Raw records

START

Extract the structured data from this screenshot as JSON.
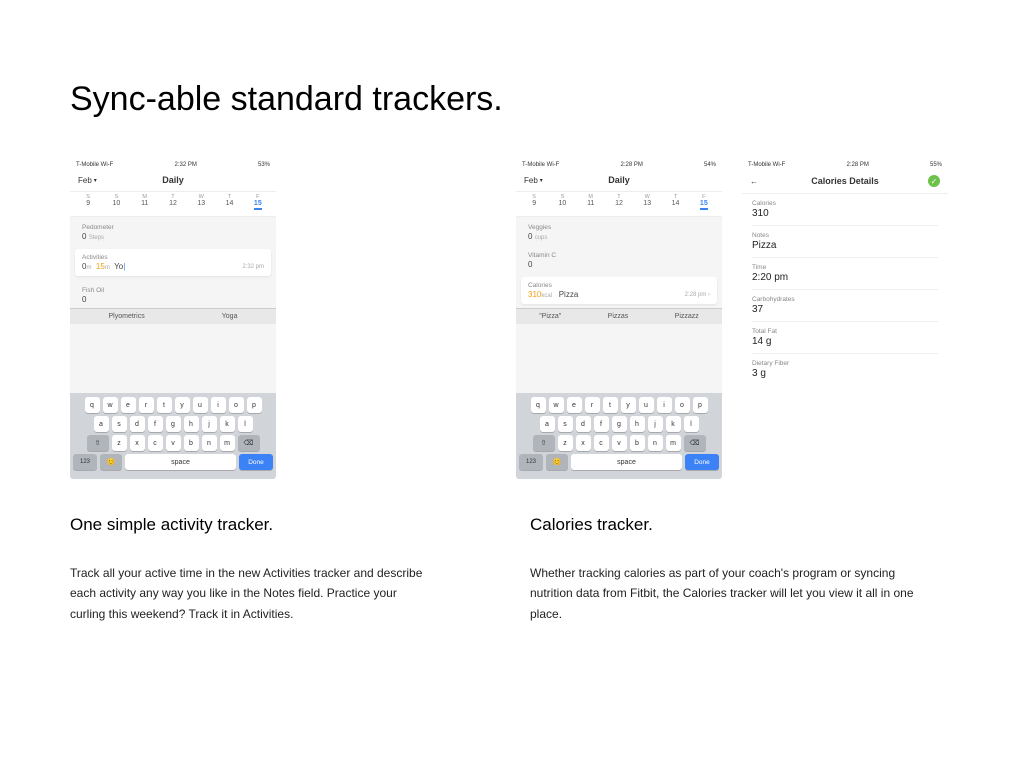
{
  "pageTitle": "Sync-able standard trackers.",
  "statusBar": {
    "carrier": "T-Mobile Wi-F",
    "time": "2:32 PM",
    "battery": "53%"
  },
  "statusBar2": {
    "carrier": "T-Mobile Wi-F",
    "time": "2:28 PM",
    "battery": "54%"
  },
  "statusBar3": {
    "carrier": "T-Mobile Wi-F",
    "time": "2:28 PM",
    "battery": "55%"
  },
  "nav": {
    "month": "Feb",
    "view": "Daily",
    "detailsTitle": "Calories Details",
    "back": "←"
  },
  "week": {
    "labels": [
      "S",
      "S",
      "M",
      "T",
      "W",
      "T",
      "F"
    ],
    "nums": [
      "9",
      "10",
      "11",
      "12",
      "13",
      "14",
      "15"
    ]
  },
  "phone1": {
    "pedometer": {
      "label": "Pedometer",
      "value": "0",
      "unit": "Steps"
    },
    "activities": {
      "label": "Activities",
      "v1": "0",
      "v2": "15",
      "v2unit": "m",
      "typed": "Yo",
      "time": "2:32 pm"
    },
    "fishoil": {
      "label": "Fish Oil",
      "value": "0"
    },
    "suggest": [
      "Plyometrics",
      "Yoga"
    ]
  },
  "phone2": {
    "veggies": {
      "label": "Veggies",
      "value": "0",
      "unit": "cups"
    },
    "vitc": {
      "label": "Vitamin C",
      "value": "0"
    },
    "calories": {
      "label": "Calories",
      "value": "310",
      "unit": "kcal",
      "note": "Pizza",
      "time": "2:28 pm"
    },
    "suggest": [
      "\"Pizza\"",
      "Pizzas",
      "Pizzazz"
    ]
  },
  "details": {
    "fields": [
      {
        "label": "Calories",
        "value": "310"
      },
      {
        "label": "Notes",
        "value": "Pizza"
      },
      {
        "label": "Time",
        "value": "2:20 pm"
      },
      {
        "label": "Carbohydrates",
        "value": "37"
      },
      {
        "label": "Total Fat",
        "value": "14 g"
      },
      {
        "label": "Dietary Fiber",
        "value": "3 g"
      }
    ]
  },
  "keyboard": {
    "row1": [
      "q",
      "w",
      "e",
      "r",
      "t",
      "y",
      "u",
      "i",
      "o",
      "p"
    ],
    "row2": [
      "a",
      "s",
      "d",
      "f",
      "g",
      "h",
      "j",
      "k",
      "l"
    ],
    "row3": [
      "z",
      "x",
      "c",
      "v",
      "b",
      "n",
      "m"
    ],
    "shift": "⇧",
    "del": "⌫",
    "num": "123",
    "emoji": "😊",
    "space": "space",
    "done": "Done"
  },
  "captions": {
    "left": {
      "title": "One simple activity tracker.",
      "body": "Track all your active time in the new Activities tracker and describe each activity any way you like in the Notes field. Practice your curling this weekend? Track it in Activities."
    },
    "right": {
      "title": "Calories tracker.",
      "body": "Whether tracking calories as part of your coach's program or syncing nutrition data from Fitbit, the Calories tracker will let you view it all in one place."
    }
  }
}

END

Look for lines containing the string "data" and copy them all.

Extract the structured data from this screenshot as JSON.
      "body": "Whether tracking calories as part of your coach's program or syncing nutrition data from Fitbit, the Calories tracker will let you view it all in one place."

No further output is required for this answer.